_EXERCISE_: Bring together all lines of the material below that contain the string "более".
------------------------------------
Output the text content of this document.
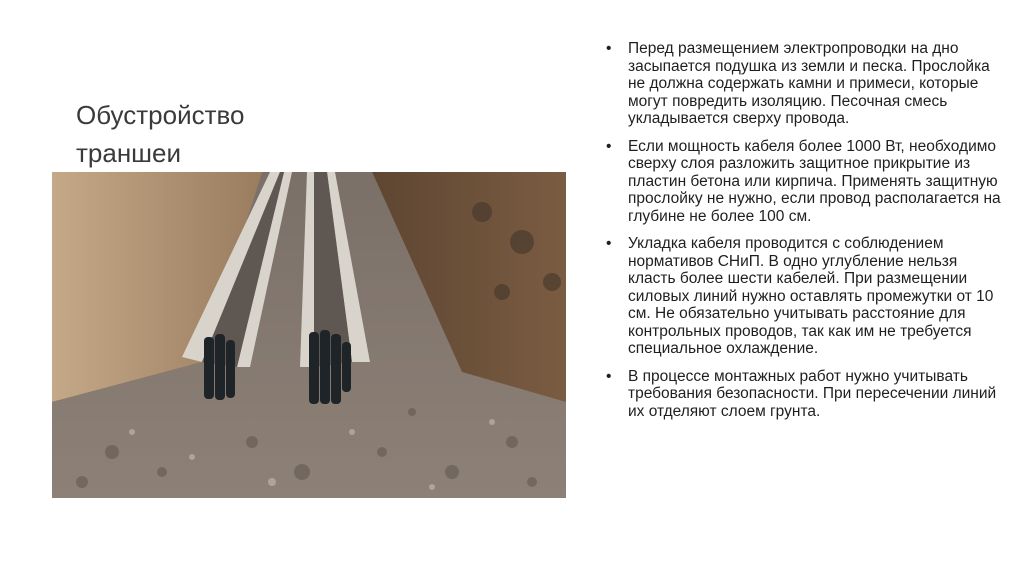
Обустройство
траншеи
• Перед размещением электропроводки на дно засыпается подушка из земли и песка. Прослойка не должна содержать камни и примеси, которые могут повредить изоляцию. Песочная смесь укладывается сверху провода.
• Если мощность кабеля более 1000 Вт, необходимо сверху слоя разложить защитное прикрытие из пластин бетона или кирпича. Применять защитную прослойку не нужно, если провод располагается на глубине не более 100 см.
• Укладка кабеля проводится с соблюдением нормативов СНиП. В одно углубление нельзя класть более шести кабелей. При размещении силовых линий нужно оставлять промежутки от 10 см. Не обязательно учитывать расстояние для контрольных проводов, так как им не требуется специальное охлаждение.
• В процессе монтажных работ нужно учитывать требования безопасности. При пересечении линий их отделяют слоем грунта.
------------------------------------
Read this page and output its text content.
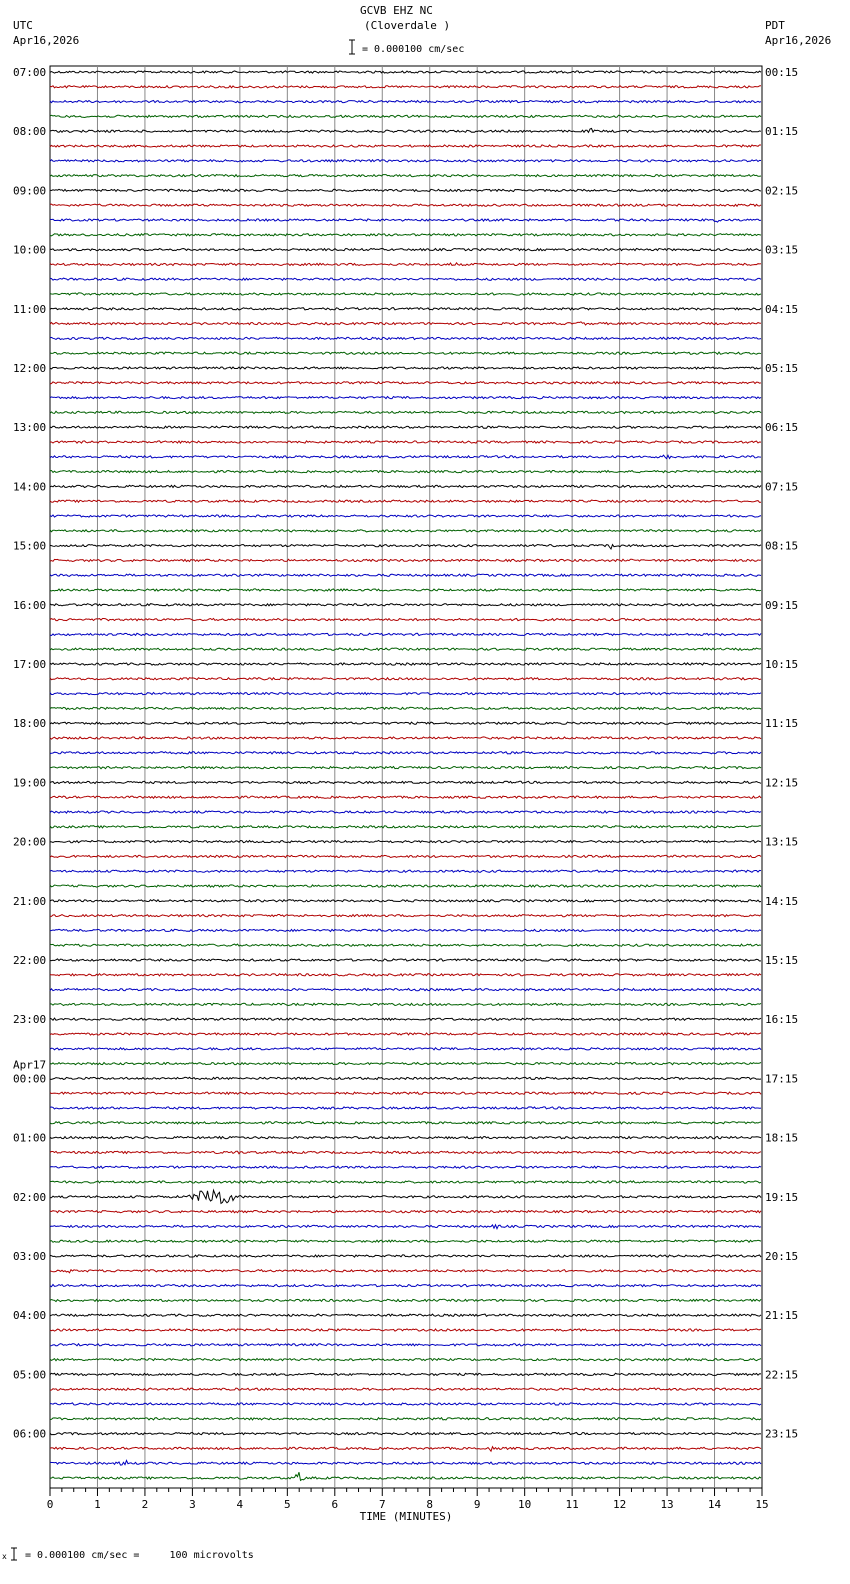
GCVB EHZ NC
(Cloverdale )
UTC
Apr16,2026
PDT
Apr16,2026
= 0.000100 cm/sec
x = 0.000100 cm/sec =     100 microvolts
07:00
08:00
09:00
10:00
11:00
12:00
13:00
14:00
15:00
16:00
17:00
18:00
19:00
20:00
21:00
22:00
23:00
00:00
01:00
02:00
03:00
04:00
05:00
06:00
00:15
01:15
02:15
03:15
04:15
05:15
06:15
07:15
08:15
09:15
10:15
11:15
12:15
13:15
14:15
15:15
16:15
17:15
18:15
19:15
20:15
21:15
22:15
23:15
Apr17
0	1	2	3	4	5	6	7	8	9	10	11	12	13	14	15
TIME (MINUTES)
------------------------------------
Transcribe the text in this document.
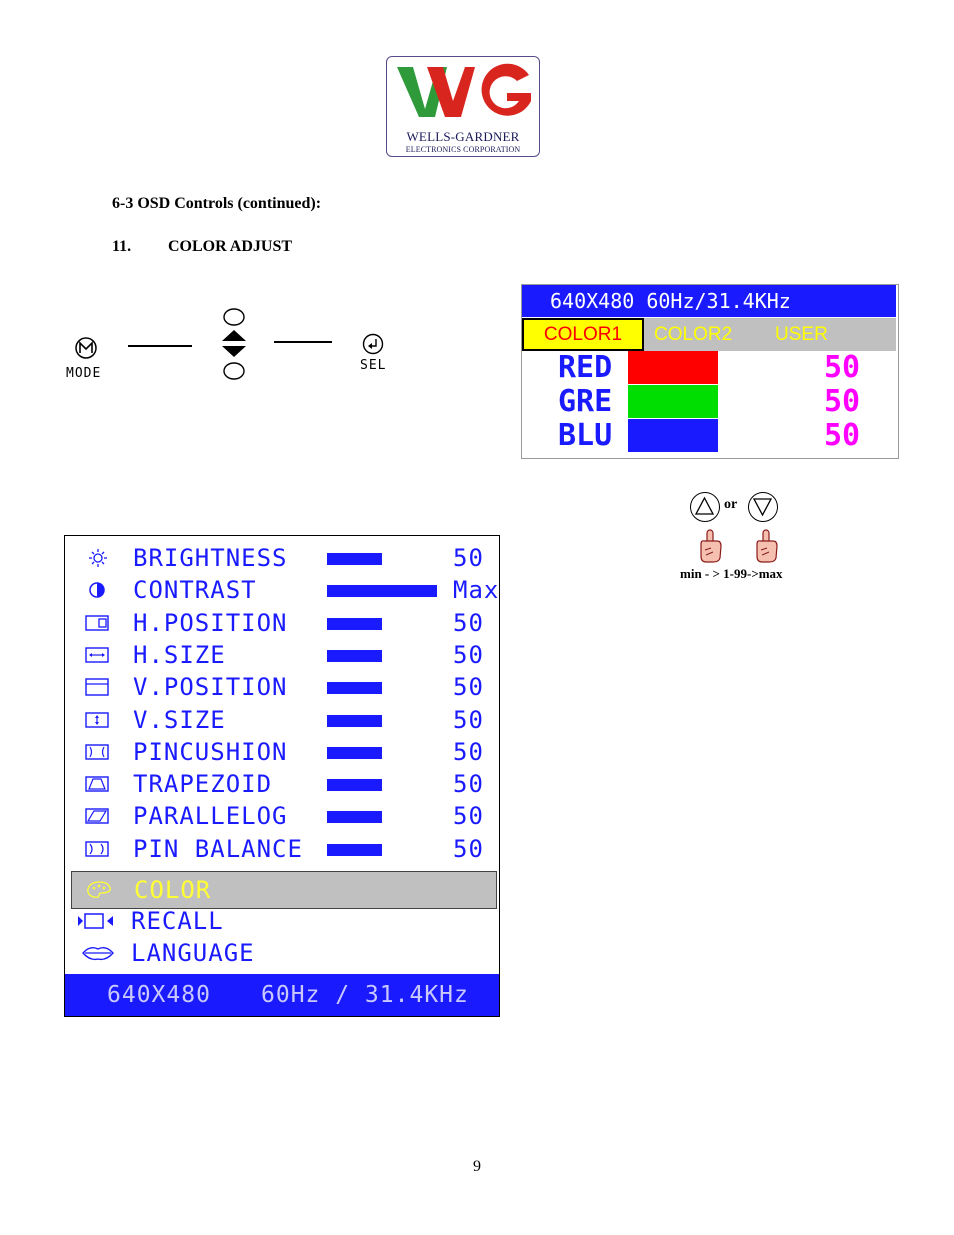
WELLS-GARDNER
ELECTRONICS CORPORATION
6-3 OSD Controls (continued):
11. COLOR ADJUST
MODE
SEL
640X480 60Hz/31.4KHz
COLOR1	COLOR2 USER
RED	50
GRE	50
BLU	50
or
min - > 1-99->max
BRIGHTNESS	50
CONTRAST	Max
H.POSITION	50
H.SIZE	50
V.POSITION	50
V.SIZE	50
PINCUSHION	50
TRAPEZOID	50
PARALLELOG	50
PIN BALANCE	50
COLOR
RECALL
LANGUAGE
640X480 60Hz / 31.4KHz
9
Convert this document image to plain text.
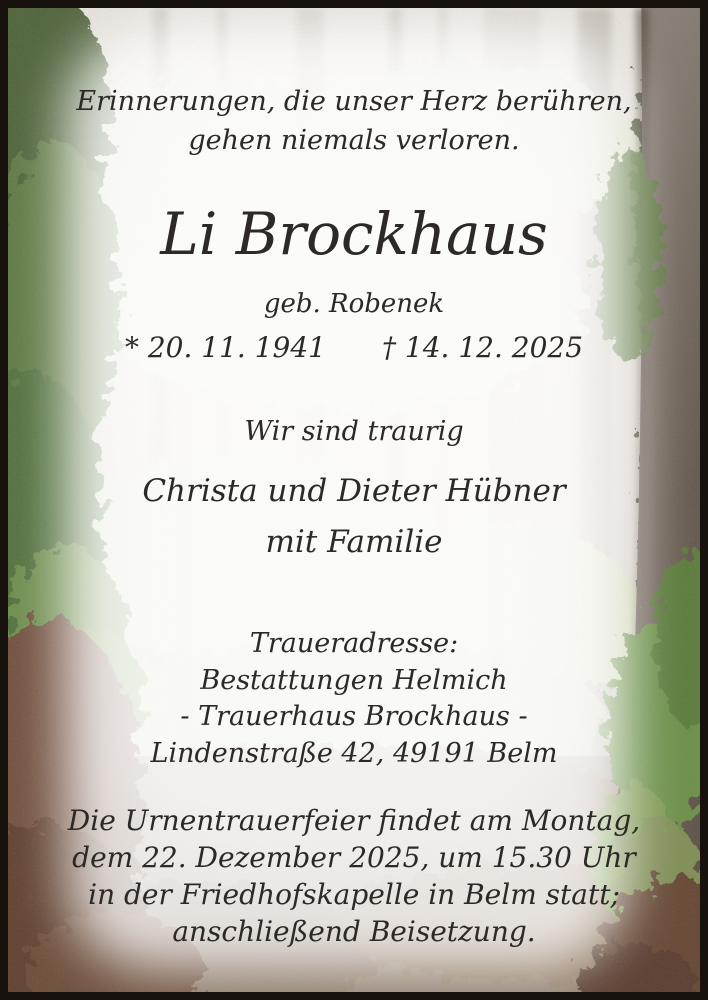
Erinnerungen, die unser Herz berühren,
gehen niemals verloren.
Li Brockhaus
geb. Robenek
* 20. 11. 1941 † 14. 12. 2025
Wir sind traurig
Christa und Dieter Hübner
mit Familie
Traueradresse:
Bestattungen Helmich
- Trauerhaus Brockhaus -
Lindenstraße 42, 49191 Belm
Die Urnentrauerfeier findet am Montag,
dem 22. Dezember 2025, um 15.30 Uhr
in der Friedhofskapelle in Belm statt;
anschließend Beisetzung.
------------------------------------
_PROBLEM SOLUTION_:
• Если мощность кабеля более 1000 Вт, необходимо сверху слоя разложить защитное прикрытие из пластин бетона или кирпича. Применять защитную прослойку не нужно, если провод располагается на глубине не более 100 см.
• Укладка кабеля проводится с соблюдением нормативов СНиП. В одно углубление нельзя класть более шести кабелей. При размещении силовых линий нужно оставлять промежутки от 10 см. Не обязательно учитывать расстояние для контрольных проводов, так как им не требуется специальное охлаждение.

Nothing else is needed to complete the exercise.